### THE REQUEST
Print every entry word for word, but omit the pictures.

BEGIN TASK INPUTS

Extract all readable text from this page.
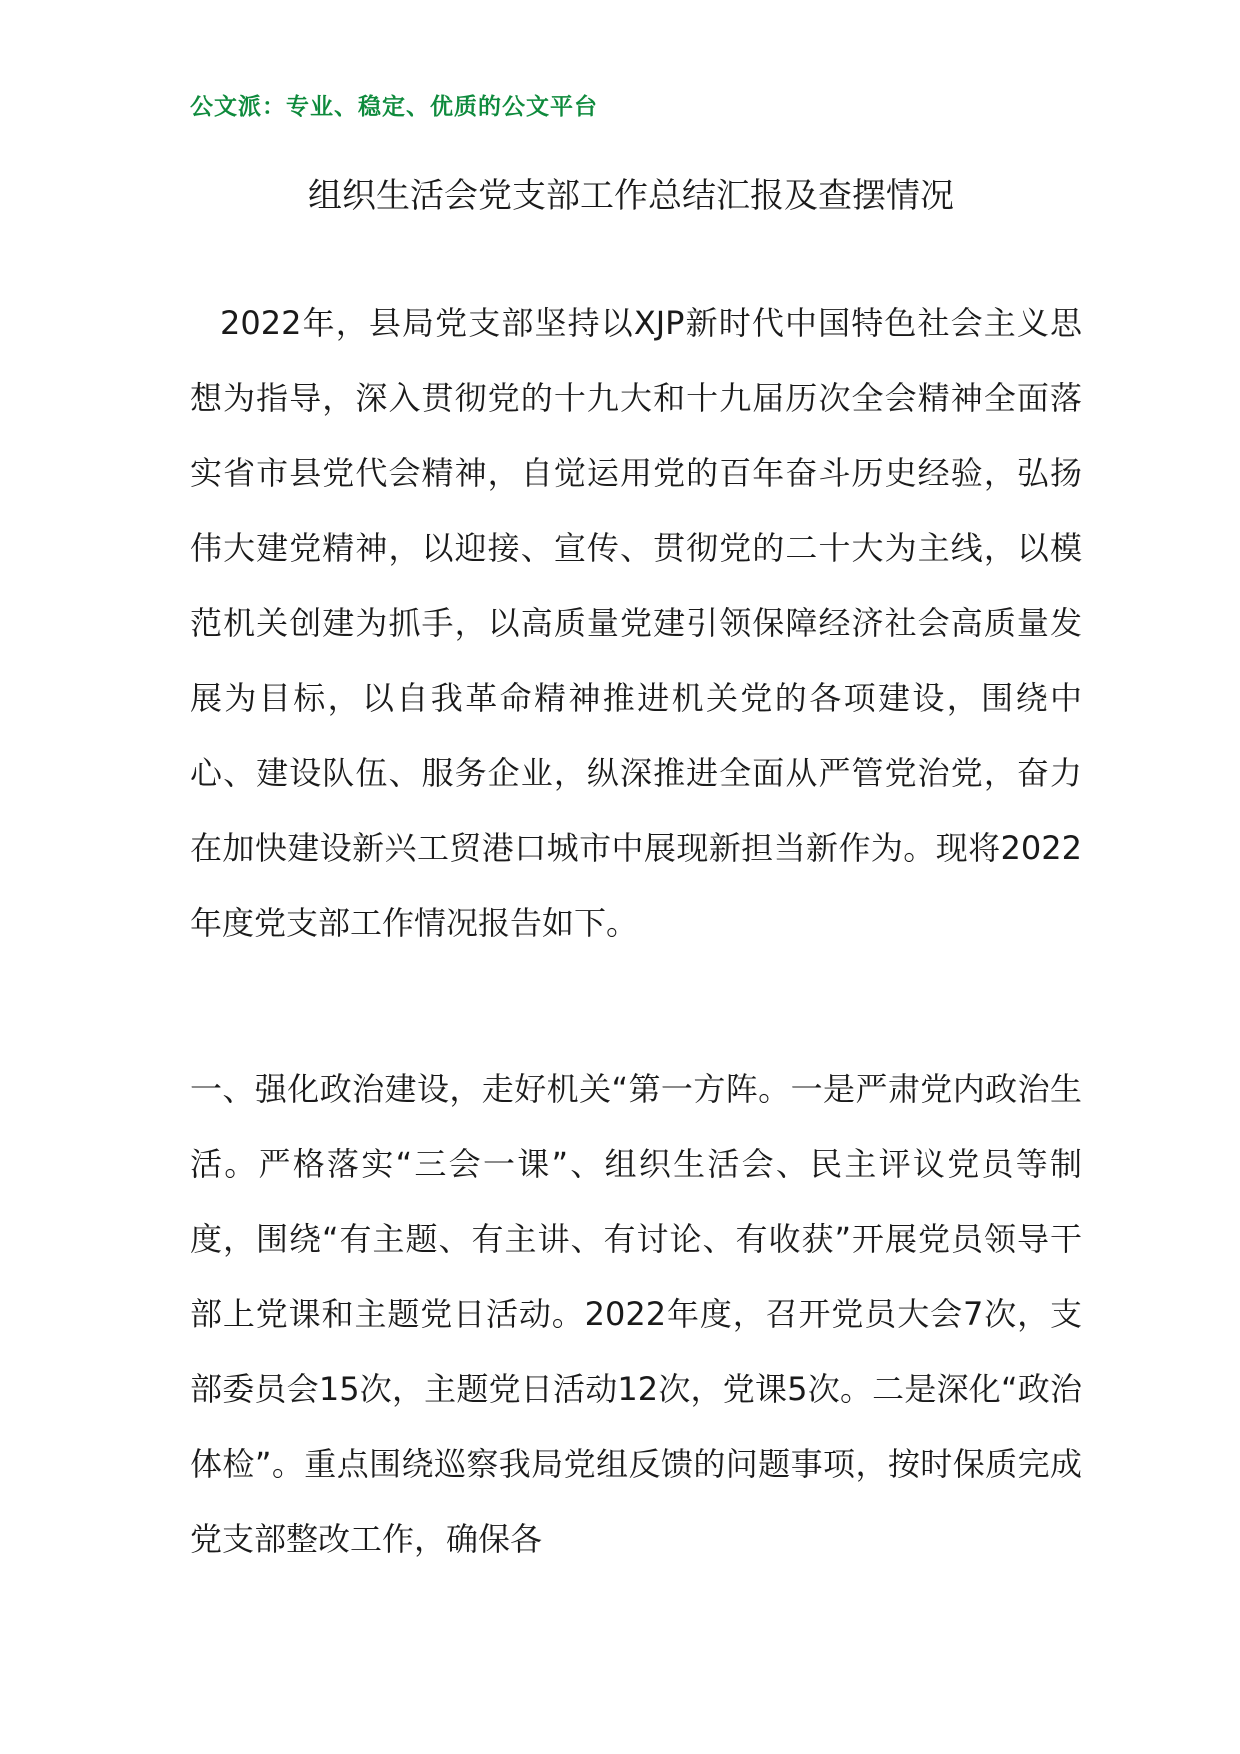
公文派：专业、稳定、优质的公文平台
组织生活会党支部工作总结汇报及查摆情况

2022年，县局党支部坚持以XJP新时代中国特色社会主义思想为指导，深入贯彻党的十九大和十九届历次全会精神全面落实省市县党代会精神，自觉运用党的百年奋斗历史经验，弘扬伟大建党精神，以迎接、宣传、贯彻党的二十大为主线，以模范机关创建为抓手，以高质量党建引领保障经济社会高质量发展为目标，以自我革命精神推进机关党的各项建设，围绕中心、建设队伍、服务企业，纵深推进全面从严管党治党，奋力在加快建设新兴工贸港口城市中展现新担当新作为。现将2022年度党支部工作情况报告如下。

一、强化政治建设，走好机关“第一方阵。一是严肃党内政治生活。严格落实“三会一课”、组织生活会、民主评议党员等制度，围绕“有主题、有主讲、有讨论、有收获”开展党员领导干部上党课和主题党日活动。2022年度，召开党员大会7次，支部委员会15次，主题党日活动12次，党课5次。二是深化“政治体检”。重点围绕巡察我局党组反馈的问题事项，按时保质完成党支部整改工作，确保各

END TASK INPUTS

### SOLUTION TO THE PROBLEM
Extract all readable text from this page.
公文派：专业、稳定、优质的公文平台
组织生活会党支部工作总结汇报及查摆情况

2022年，县局党支部坚持以XJP新时代中国特色社会主义思想为指导，深入贯彻党的十九大和十九届历次全会精神全面落实省市县党代会精神，自觉运用党的百年奋斗历史经验，弘扬伟大建党精神，以迎接、宣传、贯彻党的二十大为主线，以模范机关创建为抓手，以高质量党建引领保障经济社会高质量发展为目标，以自我革命精神推进机关党的各项建设，围绕中心、建设队伍、服务企业，纵深推进全面从严管党治党，奋力在加快建设新兴工贸港口城市中展现新担当新作为。现将2022年度党支部工作情况报告如下。

一、强化政治建设，走好机关“第一方阵。一是严肃党内政治生活。严格落实“三会一课”、组织生活会、民主评议党员等制度，围绕“有主题、有主讲、有讨论、有收获”开展党员领导干部上党课和主题党日活动。2022年度，召开党员大会7次，支部委员会15次，主题党日活动12次，党课5次。二是深化“政治体检”。重点围绕巡察我局党组反馈的问题事项，按时保质完成党支部整改工作，确保各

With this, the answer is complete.